DATA:
#####
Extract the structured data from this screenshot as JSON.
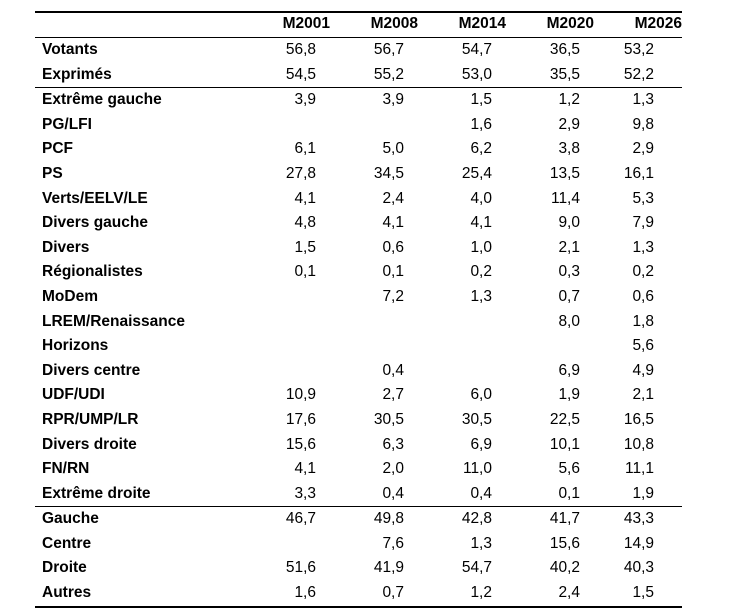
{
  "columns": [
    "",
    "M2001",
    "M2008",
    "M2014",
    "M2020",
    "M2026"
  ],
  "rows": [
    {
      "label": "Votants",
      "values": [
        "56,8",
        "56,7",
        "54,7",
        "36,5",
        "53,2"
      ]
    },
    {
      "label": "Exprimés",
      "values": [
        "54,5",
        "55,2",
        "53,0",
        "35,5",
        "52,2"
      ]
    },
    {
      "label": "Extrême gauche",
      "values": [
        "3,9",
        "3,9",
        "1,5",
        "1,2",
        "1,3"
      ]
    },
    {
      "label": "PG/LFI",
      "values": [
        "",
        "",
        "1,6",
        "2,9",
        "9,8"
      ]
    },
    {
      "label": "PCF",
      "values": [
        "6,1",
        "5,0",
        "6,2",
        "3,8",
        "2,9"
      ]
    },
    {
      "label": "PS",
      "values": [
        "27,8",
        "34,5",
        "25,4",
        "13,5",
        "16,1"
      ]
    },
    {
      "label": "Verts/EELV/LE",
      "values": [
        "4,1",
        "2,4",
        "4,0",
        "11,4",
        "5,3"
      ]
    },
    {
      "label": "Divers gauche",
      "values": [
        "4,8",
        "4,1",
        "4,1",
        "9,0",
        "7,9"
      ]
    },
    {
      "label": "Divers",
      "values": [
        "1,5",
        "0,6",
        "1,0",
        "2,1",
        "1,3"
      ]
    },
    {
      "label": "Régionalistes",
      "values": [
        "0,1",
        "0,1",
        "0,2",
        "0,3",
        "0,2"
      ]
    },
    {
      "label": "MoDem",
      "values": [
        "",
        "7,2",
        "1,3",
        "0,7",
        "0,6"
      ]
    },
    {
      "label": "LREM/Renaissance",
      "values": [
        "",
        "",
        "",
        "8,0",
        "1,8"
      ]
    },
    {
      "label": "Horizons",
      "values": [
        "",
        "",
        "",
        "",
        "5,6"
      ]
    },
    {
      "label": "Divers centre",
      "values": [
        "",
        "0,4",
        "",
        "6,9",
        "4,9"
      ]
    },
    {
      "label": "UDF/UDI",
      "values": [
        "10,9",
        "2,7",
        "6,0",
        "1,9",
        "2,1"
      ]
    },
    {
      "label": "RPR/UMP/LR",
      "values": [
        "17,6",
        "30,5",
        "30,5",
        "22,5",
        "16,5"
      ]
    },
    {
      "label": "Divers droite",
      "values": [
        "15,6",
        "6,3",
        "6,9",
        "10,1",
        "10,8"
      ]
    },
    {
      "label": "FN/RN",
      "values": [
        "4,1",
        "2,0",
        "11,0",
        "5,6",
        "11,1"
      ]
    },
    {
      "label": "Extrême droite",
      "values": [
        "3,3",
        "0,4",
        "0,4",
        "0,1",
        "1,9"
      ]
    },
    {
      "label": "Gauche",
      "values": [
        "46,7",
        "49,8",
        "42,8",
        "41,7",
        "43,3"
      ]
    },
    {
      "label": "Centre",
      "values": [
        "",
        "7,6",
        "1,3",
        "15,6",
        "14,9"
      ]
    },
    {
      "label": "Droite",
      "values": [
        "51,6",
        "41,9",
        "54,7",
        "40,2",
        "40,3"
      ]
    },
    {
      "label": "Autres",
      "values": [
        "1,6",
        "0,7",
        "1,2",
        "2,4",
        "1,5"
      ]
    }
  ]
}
#####
Search the listing for the string "Extrême". Copy each line where it turns up.

ANSWER TO THE TASK:
      "label": "Extrême gauche",
      "label": "Extrême droite",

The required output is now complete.